Show all lines holding the string "name".

┌─ Material provided

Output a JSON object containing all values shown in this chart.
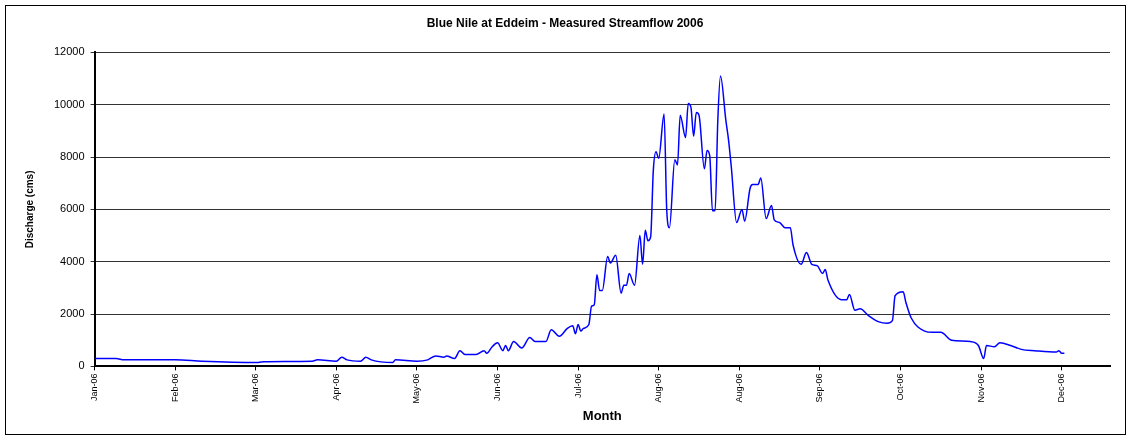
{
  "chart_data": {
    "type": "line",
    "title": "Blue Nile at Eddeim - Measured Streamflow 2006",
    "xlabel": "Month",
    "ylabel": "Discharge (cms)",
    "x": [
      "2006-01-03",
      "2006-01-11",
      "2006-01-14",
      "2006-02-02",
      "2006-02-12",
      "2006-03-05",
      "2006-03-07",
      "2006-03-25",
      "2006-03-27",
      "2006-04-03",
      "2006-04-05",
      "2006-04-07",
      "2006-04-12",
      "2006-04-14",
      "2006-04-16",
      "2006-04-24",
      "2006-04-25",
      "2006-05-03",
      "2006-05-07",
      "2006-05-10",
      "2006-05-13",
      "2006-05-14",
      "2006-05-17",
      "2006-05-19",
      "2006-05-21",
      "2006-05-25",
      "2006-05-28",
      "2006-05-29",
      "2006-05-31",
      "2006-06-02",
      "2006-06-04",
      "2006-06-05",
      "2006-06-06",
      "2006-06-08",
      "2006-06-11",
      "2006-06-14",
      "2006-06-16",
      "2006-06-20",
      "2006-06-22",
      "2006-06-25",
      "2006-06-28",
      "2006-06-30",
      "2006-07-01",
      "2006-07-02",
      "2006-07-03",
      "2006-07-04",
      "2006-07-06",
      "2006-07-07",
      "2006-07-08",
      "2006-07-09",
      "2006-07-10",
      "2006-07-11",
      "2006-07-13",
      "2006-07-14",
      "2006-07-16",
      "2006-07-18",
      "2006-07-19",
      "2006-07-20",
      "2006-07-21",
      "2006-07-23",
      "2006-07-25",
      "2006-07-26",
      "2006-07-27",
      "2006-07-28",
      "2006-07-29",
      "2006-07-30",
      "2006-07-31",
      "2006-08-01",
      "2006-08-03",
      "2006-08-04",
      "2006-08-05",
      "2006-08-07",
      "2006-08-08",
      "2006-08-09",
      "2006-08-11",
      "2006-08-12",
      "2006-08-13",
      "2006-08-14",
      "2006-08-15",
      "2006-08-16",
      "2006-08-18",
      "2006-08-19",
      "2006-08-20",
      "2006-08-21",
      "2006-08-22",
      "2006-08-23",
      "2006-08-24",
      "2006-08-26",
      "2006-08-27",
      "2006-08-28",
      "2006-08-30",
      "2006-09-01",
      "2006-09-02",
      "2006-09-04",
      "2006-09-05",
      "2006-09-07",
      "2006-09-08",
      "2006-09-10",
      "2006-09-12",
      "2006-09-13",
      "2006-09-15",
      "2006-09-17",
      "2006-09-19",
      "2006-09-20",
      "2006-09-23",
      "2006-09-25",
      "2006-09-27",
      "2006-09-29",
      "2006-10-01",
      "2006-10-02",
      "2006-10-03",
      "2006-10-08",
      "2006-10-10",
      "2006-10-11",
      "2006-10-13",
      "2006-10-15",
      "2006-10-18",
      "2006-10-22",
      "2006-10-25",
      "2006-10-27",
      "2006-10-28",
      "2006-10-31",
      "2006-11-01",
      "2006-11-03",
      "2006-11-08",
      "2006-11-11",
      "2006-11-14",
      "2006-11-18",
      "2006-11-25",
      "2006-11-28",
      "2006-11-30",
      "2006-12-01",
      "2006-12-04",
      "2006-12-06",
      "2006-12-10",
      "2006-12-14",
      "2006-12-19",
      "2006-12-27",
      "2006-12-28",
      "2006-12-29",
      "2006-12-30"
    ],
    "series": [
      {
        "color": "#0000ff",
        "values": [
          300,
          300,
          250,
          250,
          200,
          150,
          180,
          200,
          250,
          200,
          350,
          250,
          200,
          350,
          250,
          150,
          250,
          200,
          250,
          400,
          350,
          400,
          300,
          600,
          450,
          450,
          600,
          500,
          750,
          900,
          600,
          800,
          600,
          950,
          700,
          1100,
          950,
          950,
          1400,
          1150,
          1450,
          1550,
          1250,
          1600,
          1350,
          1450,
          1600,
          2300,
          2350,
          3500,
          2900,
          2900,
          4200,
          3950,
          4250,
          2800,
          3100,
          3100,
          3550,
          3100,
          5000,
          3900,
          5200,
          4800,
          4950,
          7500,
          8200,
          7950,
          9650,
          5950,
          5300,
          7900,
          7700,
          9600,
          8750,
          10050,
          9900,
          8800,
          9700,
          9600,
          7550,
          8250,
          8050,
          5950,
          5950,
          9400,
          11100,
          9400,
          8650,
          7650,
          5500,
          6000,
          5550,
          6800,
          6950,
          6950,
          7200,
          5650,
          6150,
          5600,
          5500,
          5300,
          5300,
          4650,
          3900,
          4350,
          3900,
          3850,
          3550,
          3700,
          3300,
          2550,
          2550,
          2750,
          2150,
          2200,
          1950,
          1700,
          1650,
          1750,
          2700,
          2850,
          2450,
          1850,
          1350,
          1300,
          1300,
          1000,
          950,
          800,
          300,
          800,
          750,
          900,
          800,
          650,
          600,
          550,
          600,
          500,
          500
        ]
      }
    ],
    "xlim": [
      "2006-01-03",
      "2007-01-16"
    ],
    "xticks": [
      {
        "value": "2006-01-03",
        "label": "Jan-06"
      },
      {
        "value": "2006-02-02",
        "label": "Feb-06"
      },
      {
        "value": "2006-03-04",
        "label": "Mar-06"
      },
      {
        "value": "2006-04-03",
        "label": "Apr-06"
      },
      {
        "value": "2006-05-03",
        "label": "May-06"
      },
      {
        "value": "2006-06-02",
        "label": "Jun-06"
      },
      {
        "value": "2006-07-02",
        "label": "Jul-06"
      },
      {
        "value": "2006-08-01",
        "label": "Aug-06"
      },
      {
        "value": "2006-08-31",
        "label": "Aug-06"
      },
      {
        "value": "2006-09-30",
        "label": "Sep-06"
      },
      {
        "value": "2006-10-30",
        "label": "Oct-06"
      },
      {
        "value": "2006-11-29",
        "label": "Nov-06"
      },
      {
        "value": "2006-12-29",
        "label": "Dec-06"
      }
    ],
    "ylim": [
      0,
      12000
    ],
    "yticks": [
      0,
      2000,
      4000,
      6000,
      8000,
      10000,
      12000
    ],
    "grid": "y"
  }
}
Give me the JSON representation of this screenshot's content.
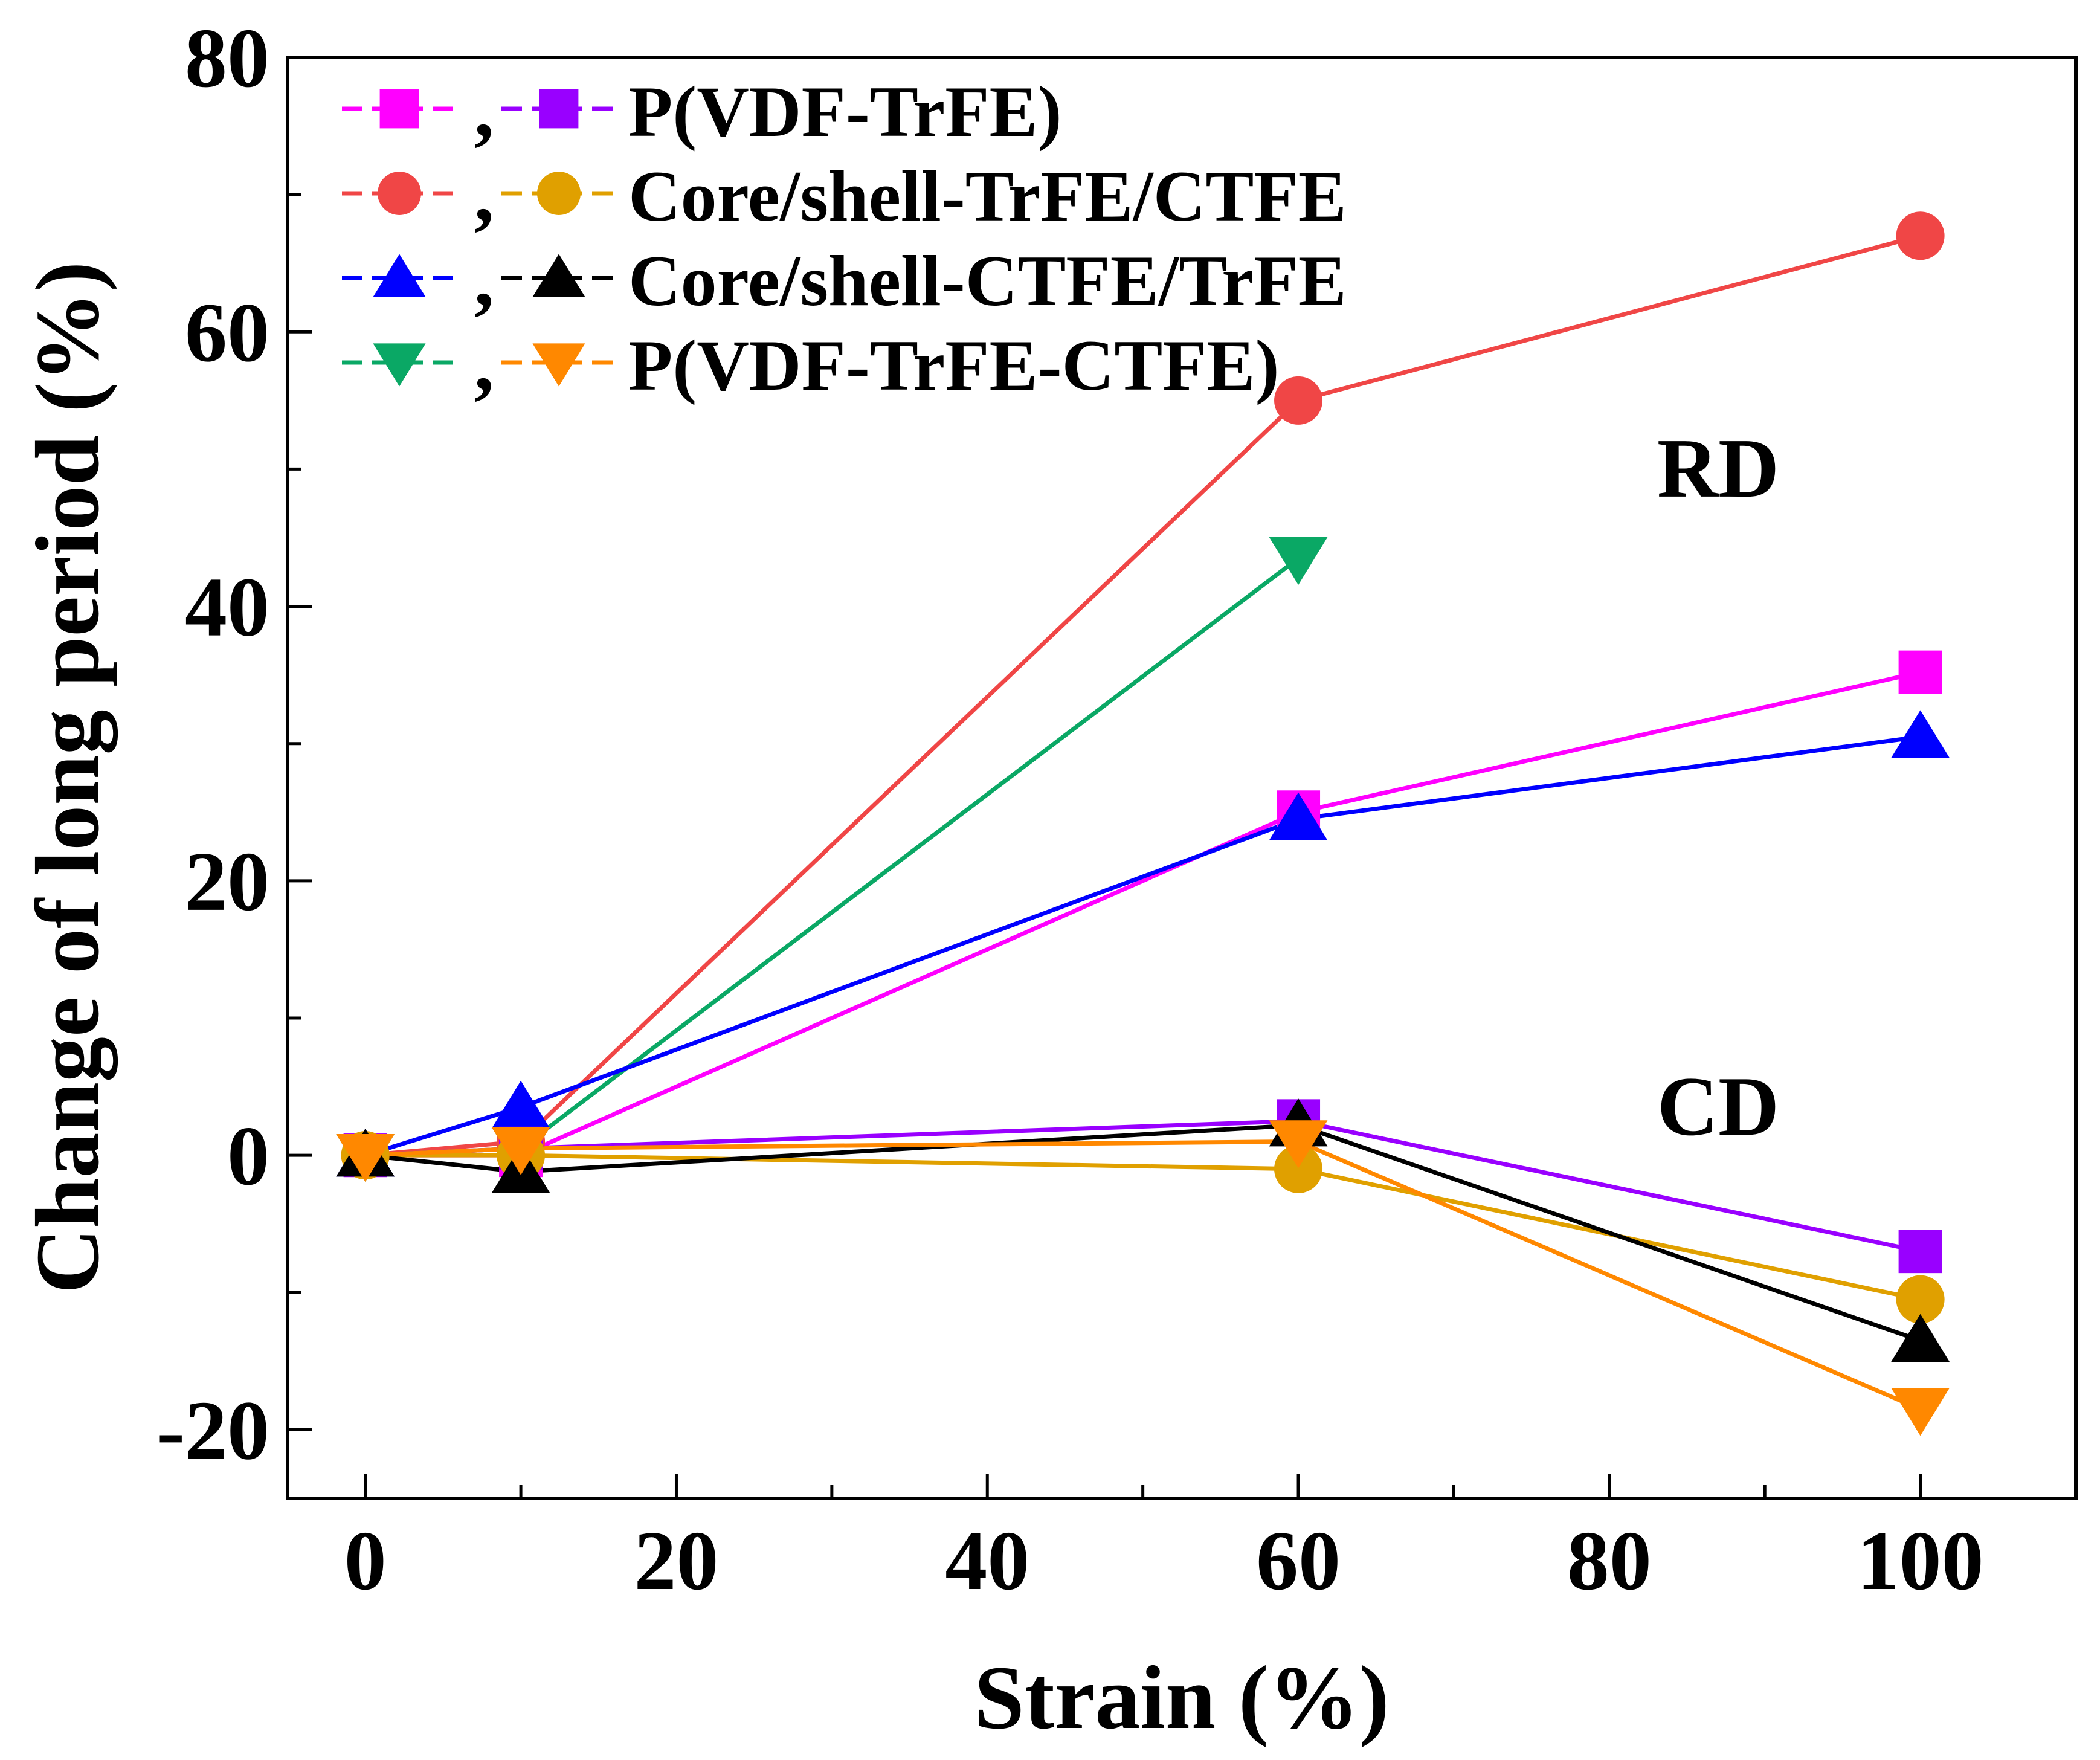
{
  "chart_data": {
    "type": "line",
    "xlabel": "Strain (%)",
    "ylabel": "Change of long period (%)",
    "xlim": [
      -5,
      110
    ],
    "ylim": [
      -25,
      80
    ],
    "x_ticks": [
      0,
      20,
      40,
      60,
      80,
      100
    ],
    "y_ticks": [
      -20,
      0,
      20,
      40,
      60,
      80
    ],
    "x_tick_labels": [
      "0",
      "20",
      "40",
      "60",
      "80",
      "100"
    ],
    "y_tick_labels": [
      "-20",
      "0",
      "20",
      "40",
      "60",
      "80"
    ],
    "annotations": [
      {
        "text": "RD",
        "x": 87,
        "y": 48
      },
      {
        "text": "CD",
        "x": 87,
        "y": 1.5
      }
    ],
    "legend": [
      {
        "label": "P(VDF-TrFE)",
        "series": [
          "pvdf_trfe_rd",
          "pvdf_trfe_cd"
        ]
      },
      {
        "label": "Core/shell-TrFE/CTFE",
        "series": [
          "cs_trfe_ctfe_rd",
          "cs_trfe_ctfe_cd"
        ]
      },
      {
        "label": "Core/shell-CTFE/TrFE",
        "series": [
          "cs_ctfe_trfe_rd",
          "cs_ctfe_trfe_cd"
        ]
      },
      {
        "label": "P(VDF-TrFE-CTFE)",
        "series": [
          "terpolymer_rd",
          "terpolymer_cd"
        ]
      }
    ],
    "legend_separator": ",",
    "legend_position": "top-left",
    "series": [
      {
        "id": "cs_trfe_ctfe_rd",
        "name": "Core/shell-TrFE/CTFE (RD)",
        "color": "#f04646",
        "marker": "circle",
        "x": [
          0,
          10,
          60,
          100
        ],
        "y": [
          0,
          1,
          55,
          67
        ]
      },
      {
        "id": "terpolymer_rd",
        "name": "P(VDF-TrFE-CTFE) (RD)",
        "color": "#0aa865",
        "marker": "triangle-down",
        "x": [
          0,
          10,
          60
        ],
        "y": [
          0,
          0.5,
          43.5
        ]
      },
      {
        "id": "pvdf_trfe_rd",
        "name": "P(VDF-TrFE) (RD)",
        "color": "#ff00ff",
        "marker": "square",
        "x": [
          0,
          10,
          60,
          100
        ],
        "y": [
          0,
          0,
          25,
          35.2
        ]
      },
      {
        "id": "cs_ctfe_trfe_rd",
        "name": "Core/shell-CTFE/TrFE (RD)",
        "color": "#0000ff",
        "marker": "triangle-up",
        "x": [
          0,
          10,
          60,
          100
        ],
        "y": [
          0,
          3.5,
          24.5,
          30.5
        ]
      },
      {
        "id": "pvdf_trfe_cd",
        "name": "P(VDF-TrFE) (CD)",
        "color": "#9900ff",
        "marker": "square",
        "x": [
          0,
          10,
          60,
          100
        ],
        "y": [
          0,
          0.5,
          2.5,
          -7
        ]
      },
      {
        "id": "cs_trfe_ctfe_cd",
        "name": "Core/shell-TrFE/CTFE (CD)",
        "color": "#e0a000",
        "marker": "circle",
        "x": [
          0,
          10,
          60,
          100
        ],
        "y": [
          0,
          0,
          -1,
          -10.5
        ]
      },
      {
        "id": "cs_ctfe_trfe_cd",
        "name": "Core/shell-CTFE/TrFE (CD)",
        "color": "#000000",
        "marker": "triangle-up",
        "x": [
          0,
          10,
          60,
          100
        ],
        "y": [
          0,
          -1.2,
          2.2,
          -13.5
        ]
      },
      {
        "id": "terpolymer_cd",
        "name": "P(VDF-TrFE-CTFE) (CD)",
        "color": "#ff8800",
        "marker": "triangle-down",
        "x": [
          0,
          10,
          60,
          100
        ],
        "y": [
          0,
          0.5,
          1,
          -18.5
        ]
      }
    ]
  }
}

└─

**Result of the exercise**.
        "name": "Core/shell-TrFE/CTFE (RD)",
        "name": "P(VDF-TrFE-CTFE) (RD)",
        "name": "P(VDF-TrFE) (RD)",
        "name": "Core/shell-CTFE/TrFE (RD)",
        "name": "P(VDF-TrFE) (CD)",
        "name": "Core/shell-TrFE/CTFE (CD)",
        "name": "Core/shell-CTFE/TrFE (CD)",
        "name": "P(VDF-TrFE-CTFE) (CD)",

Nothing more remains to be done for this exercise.